Copy out the entries in full and with complete accuracy; pictures are excluded.

= = = = = = =

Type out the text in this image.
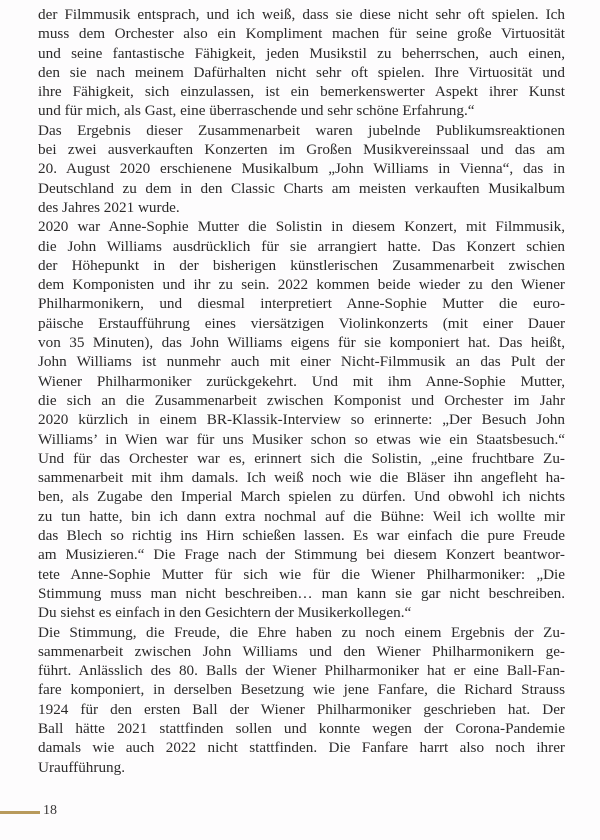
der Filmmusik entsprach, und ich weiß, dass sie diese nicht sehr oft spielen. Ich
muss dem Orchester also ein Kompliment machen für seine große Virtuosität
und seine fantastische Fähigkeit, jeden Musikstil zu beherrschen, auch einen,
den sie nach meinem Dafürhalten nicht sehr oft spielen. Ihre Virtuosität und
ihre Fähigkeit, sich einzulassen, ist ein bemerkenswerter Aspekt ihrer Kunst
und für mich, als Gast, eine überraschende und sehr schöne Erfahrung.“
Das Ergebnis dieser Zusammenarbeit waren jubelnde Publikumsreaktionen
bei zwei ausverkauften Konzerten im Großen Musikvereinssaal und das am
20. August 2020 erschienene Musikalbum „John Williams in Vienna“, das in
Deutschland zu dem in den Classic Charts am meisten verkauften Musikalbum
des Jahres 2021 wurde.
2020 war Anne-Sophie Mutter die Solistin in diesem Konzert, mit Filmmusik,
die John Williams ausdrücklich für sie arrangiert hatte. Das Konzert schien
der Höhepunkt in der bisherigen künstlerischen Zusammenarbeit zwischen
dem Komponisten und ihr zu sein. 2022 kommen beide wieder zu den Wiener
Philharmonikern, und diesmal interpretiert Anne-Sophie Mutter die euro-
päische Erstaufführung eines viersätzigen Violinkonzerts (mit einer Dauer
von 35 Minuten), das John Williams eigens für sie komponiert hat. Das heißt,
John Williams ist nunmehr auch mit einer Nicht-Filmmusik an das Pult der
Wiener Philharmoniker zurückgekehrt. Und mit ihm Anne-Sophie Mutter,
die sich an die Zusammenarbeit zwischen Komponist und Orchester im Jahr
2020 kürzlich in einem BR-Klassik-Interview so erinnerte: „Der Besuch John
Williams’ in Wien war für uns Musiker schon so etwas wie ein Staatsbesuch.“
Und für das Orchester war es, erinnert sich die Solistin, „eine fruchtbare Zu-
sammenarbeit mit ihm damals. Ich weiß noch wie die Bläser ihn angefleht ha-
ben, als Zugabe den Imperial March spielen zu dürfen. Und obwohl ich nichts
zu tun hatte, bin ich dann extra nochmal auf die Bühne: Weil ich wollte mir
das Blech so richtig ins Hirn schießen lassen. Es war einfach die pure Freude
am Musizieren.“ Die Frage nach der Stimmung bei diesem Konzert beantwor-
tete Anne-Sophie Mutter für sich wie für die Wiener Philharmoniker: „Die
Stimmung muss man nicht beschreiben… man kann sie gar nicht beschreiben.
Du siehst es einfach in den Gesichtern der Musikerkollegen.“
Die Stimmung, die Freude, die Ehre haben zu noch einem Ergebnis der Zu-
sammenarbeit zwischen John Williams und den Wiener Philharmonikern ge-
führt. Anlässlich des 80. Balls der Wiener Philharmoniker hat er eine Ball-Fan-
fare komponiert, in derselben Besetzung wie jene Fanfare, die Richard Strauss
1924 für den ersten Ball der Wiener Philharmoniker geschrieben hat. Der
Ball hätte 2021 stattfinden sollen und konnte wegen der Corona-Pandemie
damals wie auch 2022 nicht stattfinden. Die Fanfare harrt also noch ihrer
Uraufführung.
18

= = = = = = =

▶ _Worked answer_
Type out the text in this image.
der Filmmusik entsprach, und ich weiß, dass sie diese nicht sehr oft spielen. Ich
muss dem Orchester also ein Kompliment machen für seine große Virtuosität
und seine fantastische Fähigkeit, jeden Musikstil zu beherrschen, auch einen,
den sie nach meinem Dafürhalten nicht sehr oft spielen. Ihre Virtuosität und
ihre Fähigkeit, sich einzulassen, ist ein bemerkenswerter Aspekt ihrer Kunst
und für mich, als Gast, eine überraschende und sehr schöne Erfahrung.“
Das Ergebnis dieser Zusammenarbeit waren jubelnde Publikumsreaktionen
bei zwei ausverkauften Konzerten im Großen Musikvereinssaal und das am
20. August 2020 erschienene Musikalbum „John Williams in Vienna“, das in
Deutschland zu dem in den Classic Charts am meisten verkauften Musikalbum
des Jahres 2021 wurde.
2020 war Anne-Sophie Mutter die Solistin in diesem Konzert, mit Filmmusik,
die John Williams ausdrücklich für sie arrangiert hatte. Das Konzert schien
der Höhepunkt in der bisherigen künstlerischen Zusammenarbeit zwischen
dem Komponisten und ihr zu sein. 2022 kommen beide wieder zu den Wiener
Philharmonikern, und diesmal interpretiert Anne-Sophie Mutter die euro-
päische Erstaufführung eines viersätzigen Violinkonzerts (mit einer Dauer
von 35 Minuten), das John Williams eigens für sie komponiert hat. Das heißt,
John Williams ist nunmehr auch mit einer Nicht-Filmmusik an das Pult der
Wiener Philharmoniker zurückgekehrt. Und mit ihm Anne-Sophie Mutter,
die sich an die Zusammenarbeit zwischen Komponist und Orchester im Jahr
2020 kürzlich in einem BR-Klassik-Interview so erinnerte: „Der Besuch John
Williams’ in Wien war für uns Musiker schon so etwas wie ein Staatsbesuch.“
Und für das Orchester war es, erinnert sich die Solistin, „eine fruchtbare Zu-
sammenarbeit mit ihm damals. Ich weiß noch wie die Bläser ihn angefleht ha-
ben, als Zugabe den Imperial March spielen zu dürfen. Und obwohl ich nichts
zu tun hatte, bin ich dann extra nochmal auf die Bühne: Weil ich wollte mir
das Blech so richtig ins Hirn schießen lassen. Es war einfach die pure Freude
am Musizieren.“ Die Frage nach der Stimmung bei diesem Konzert beantwor-
tete Anne-Sophie Mutter für sich wie für die Wiener Philharmoniker: „Die
Stimmung muss man nicht beschreiben… man kann sie gar nicht beschreiben.
Du siehst es einfach in den Gesichtern der Musikerkollegen.“
Die Stimmung, die Freude, die Ehre haben zu noch einem Ergebnis der Zu-
sammenarbeit zwischen John Williams und den Wiener Philharmonikern ge-
führt. Anlässlich des 80. Balls der Wiener Philharmoniker hat er eine Ball-Fan-
fare komponiert, in derselben Besetzung wie jene Fanfare, die Richard Strauss
1924 für den ersten Ball der Wiener Philharmoniker geschrieben hat. Der
Ball hätte 2021 stattfinden sollen und konnte wegen der Corona-Pandemie
damals wie auch 2022 nicht stattfinden. Die Fanfare harrt also noch ihrer
Uraufführung.
18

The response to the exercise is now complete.